WHAT THIS TASK INVOLVES: From the entries below, copy every line where the string "Qout" appears.

INPUT DATA:
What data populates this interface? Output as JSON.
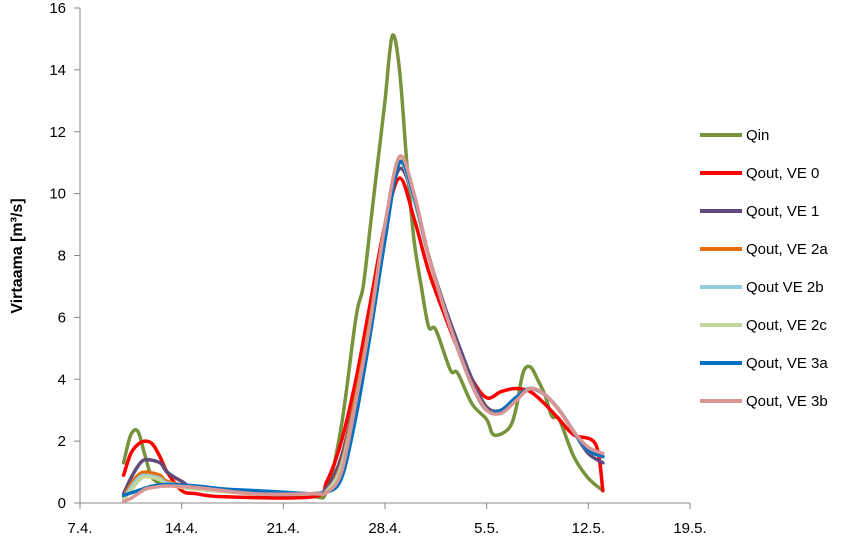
{
  "chart_data": {
    "type": "line",
    "ylabel": "Virtaama [m³/s]",
    "ylim": [
      0,
      16
    ],
    "yticks": [
      "0",
      "2",
      "4",
      "6",
      "8",
      "10",
      "12",
      "14",
      "16"
    ],
    "xlim": [
      0,
      42
    ],
    "xticks": [
      {
        "x": 0,
        "label": "7.4."
      },
      {
        "x": 7,
        "label": "14.4."
      },
      {
        "x": 14,
        "label": "21.4."
      },
      {
        "x": 21,
        "label": "28.4."
      },
      {
        "x": 28,
        "label": "5.5."
      },
      {
        "x": 35,
        "label": "12.5."
      },
      {
        "x": 42,
        "label": "19.5."
      }
    ],
    "legend_position": "right",
    "grid": false,
    "series": [
      {
        "name": "Qin",
        "color": "#77933C",
        "points": [
          [
            3,
            1.3
          ],
          [
            3.5,
            2.2
          ],
          [
            4,
            2.3
          ],
          [
            4.5,
            1.5
          ],
          [
            5,
            0.8
          ],
          [
            6,
            0.6
          ],
          [
            8,
            0.5
          ],
          [
            12,
            0.3
          ],
          [
            16,
            0.2
          ],
          [
            17,
            0.4
          ],
          [
            18,
            2.5
          ],
          [
            19,
            6
          ],
          [
            19.5,
            7
          ],
          [
            20,
            9
          ],
          [
            20.5,
            11
          ],
          [
            21,
            13
          ],
          [
            21.5,
            15.1
          ],
          [
            22,
            14
          ],
          [
            22.5,
            11
          ],
          [
            23,
            8.5
          ],
          [
            23.5,
            7
          ],
          [
            24,
            5.7
          ],
          [
            24.5,
            5.6
          ],
          [
            25.5,
            4.3
          ],
          [
            26,
            4.2
          ],
          [
            27,
            3.2
          ],
          [
            28,
            2.7
          ],
          [
            28.5,
            2.2
          ],
          [
            29.5,
            2.4
          ],
          [
            30,
            3
          ],
          [
            30.5,
            4.2
          ],
          [
            31,
            4.4
          ],
          [
            31.5,
            4
          ],
          [
            32,
            3.5
          ],
          [
            32.5,
            2.8
          ],
          [
            33,
            2.7
          ],
          [
            34,
            1.5
          ],
          [
            35,
            0.8
          ],
          [
            36,
            0.4
          ]
        ]
      },
      {
        "name": "Qout, VE 0",
        "color": "#FF0000",
        "points": [
          [
            3,
            0.9
          ],
          [
            3.5,
            1.6
          ],
          [
            4,
            1.9
          ],
          [
            4.5,
            2
          ],
          [
            5,
            1.9
          ],
          [
            5.5,
            1.5
          ],
          [
            6,
            1
          ],
          [
            7,
            0.4
          ],
          [
            8,
            0.3
          ],
          [
            10,
            0.2
          ],
          [
            16,
            0.2
          ],
          [
            17,
            0.7
          ],
          [
            18,
            2
          ],
          [
            19,
            4
          ],
          [
            20,
            6.5
          ],
          [
            21,
            9
          ],
          [
            22,
            10.5
          ],
          [
            23,
            9.2
          ],
          [
            24,
            7.5
          ],
          [
            25,
            6.2
          ],
          [
            26,
            5
          ],
          [
            27,
            4
          ],
          [
            28,
            3.4
          ],
          [
            29,
            3.6
          ],
          [
            30,
            3.7
          ],
          [
            31,
            3.6
          ],
          [
            32,
            3.2
          ],
          [
            33,
            2.7
          ],
          [
            34,
            2.2
          ],
          [
            35.5,
            1.9
          ],
          [
            36,
            0.4
          ]
        ]
      },
      {
        "name": "Qout, VE 1",
        "color": "#604A7B",
        "points": [
          [
            3,
            0.3
          ],
          [
            3.5,
            0.8
          ],
          [
            4,
            1.2
          ],
          [
            4.5,
            1.4
          ],
          [
            5.5,
            1.3
          ],
          [
            6,
            1
          ],
          [
            7,
            0.7
          ],
          [
            8,
            0.5
          ],
          [
            12,
            0.3
          ],
          [
            16,
            0.3
          ],
          [
            17,
            0.5
          ],
          [
            18,
            1.5
          ],
          [
            19,
            3.5
          ],
          [
            20,
            6
          ],
          [
            21,
            9
          ],
          [
            22,
            10.8
          ],
          [
            23,
            9.8
          ],
          [
            24,
            8
          ],
          [
            25,
            6.5
          ],
          [
            26,
            5.2
          ],
          [
            27,
            4
          ],
          [
            28,
            3.1
          ],
          [
            29,
            3
          ],
          [
            30,
            3.4
          ],
          [
            31,
            3.7
          ],
          [
            32,
            3.5
          ],
          [
            33,
            3
          ],
          [
            34,
            2.3
          ],
          [
            35,
            1.6
          ],
          [
            36,
            1.3
          ]
        ]
      },
      {
        "name": "Qout, VE 2a",
        "color": "#E46C0A",
        "points": [
          [
            3,
            0.2
          ],
          [
            3.5,
            0.6
          ],
          [
            4,
            0.9
          ],
          [
            4.5,
            1
          ],
          [
            5.5,
            0.9
          ],
          [
            6,
            0.7
          ],
          [
            8,
            0.5
          ],
          [
            12,
            0.3
          ],
          [
            16,
            0.3
          ],
          [
            17,
            0.4
          ],
          [
            18,
            1.3
          ],
          [
            19,
            3.5
          ],
          [
            20,
            6
          ],
          [
            21,
            9
          ],
          [
            22,
            11
          ],
          [
            23,
            9.8
          ],
          [
            24,
            8
          ],
          [
            25,
            6.4
          ],
          [
            26,
            5
          ],
          [
            27,
            3.8
          ],
          [
            28,
            3
          ],
          [
            29,
            3
          ],
          [
            30,
            3.4
          ],
          [
            31,
            3.7
          ],
          [
            32,
            3.5
          ],
          [
            33,
            3
          ],
          [
            34,
            2.3
          ],
          [
            35,
            1.7
          ],
          [
            36,
            1.5
          ]
        ]
      },
      {
        "name": "Qout VE 2b",
        "color": "#93CDDD",
        "points": [
          [
            3,
            0.15
          ],
          [
            3.5,
            0.5
          ],
          [
            4,
            0.8
          ],
          [
            4.5,
            0.9
          ],
          [
            5.5,
            0.8
          ],
          [
            6,
            0.65
          ],
          [
            8,
            0.5
          ],
          [
            12,
            0.3
          ],
          [
            16,
            0.3
          ],
          [
            17,
            0.4
          ],
          [
            18,
            1.2
          ],
          [
            19,
            3.3
          ],
          [
            20,
            5.8
          ],
          [
            21,
            8.8
          ],
          [
            22,
            11
          ],
          [
            23,
            9.8
          ],
          [
            24,
            8
          ],
          [
            25,
            6.4
          ],
          [
            26,
            5
          ],
          [
            27,
            3.8
          ],
          [
            28,
            3
          ],
          [
            29,
            3
          ],
          [
            30,
            3.4
          ],
          [
            31,
            3.7
          ],
          [
            32,
            3.5
          ],
          [
            33,
            3
          ],
          [
            34,
            2.3
          ],
          [
            35,
            1.7
          ],
          [
            36,
            1.5
          ]
        ]
      },
      {
        "name": "Qout, VE 2c",
        "color": "#C3D69B",
        "points": [
          [
            3,
            0.1
          ],
          [
            3.5,
            0.4
          ],
          [
            4,
            0.7
          ],
          [
            4.5,
            0.85
          ],
          [
            5.5,
            0.75
          ],
          [
            6,
            0.6
          ],
          [
            8,
            0.45
          ],
          [
            12,
            0.3
          ],
          [
            16,
            0.3
          ],
          [
            17,
            0.4
          ],
          [
            18,
            1.1
          ],
          [
            19,
            3.2
          ],
          [
            20,
            5.7
          ],
          [
            21,
            8.7
          ],
          [
            22,
            11.1
          ],
          [
            23,
            9.9
          ],
          [
            24,
            8
          ],
          [
            25,
            6.4
          ],
          [
            26,
            5
          ],
          [
            27,
            3.8
          ],
          [
            28,
            3
          ],
          [
            29,
            3
          ],
          [
            30,
            3.4
          ],
          [
            31,
            3.7
          ],
          [
            32,
            3.5
          ],
          [
            33,
            3
          ],
          [
            34,
            2.3
          ],
          [
            35,
            1.7
          ],
          [
            36,
            1.5
          ]
        ]
      },
      {
        "name": "Qout, VE 3a",
        "color": "#0070C0",
        "points": [
          [
            3,
            0.25
          ],
          [
            4,
            0.4
          ],
          [
            5,
            0.55
          ],
          [
            6,
            0.6
          ],
          [
            8,
            0.55
          ],
          [
            10,
            0.45
          ],
          [
            12,
            0.4
          ],
          [
            14,
            0.35
          ],
          [
            16,
            0.3
          ],
          [
            17,
            0.35
          ],
          [
            18,
            0.8
          ],
          [
            19,
            2.8
          ],
          [
            20,
            5.5
          ],
          [
            21,
            8.5
          ],
          [
            22,
            11
          ],
          [
            23,
            9.9
          ],
          [
            24,
            8
          ],
          [
            25,
            6.4
          ],
          [
            26,
            5
          ],
          [
            27,
            3.8
          ],
          [
            28,
            3
          ],
          [
            29,
            3
          ],
          [
            30,
            3.4
          ],
          [
            31,
            3.7
          ],
          [
            32,
            3.5
          ],
          [
            33,
            3
          ],
          [
            34,
            2.3
          ],
          [
            35,
            1.7
          ],
          [
            36,
            1.5
          ]
        ]
      },
      {
        "name": "Qout, VE 3b",
        "color": "#D99694",
        "points": [
          [
            3,
            0.05
          ],
          [
            3.5,
            0.15
          ],
          [
            4,
            0.3
          ],
          [
            4.5,
            0.45
          ],
          [
            5,
            0.5
          ],
          [
            6,
            0.55
          ],
          [
            8,
            0.5
          ],
          [
            12,
            0.3
          ],
          [
            16,
            0.3
          ],
          [
            17,
            0.35
          ],
          [
            18,
            1
          ],
          [
            19,
            3.3
          ],
          [
            20,
            5.9
          ],
          [
            21,
            9
          ],
          [
            22,
            11.2
          ],
          [
            23,
            10
          ],
          [
            24,
            8
          ],
          [
            25,
            6.4
          ],
          [
            26,
            5
          ],
          [
            27,
            3.8
          ],
          [
            28,
            3
          ],
          [
            29,
            2.9
          ],
          [
            30,
            3.3
          ],
          [
            31,
            3.7
          ],
          [
            32,
            3.5
          ],
          [
            33,
            3
          ],
          [
            34,
            2.3
          ],
          [
            35,
            1.8
          ],
          [
            36,
            1.6
          ]
        ]
      }
    ]
  }
}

WRITTEN REPLY:
        "name": "Qout, VE 0",
        "name": "Qout, VE 1",
        "name": "Qout, VE 2a",
        "name": "Qout VE 2b",
        "name": "Qout, VE 2c",
        "name": "Qout, VE 3a",
        "name": "Qout, VE 3b",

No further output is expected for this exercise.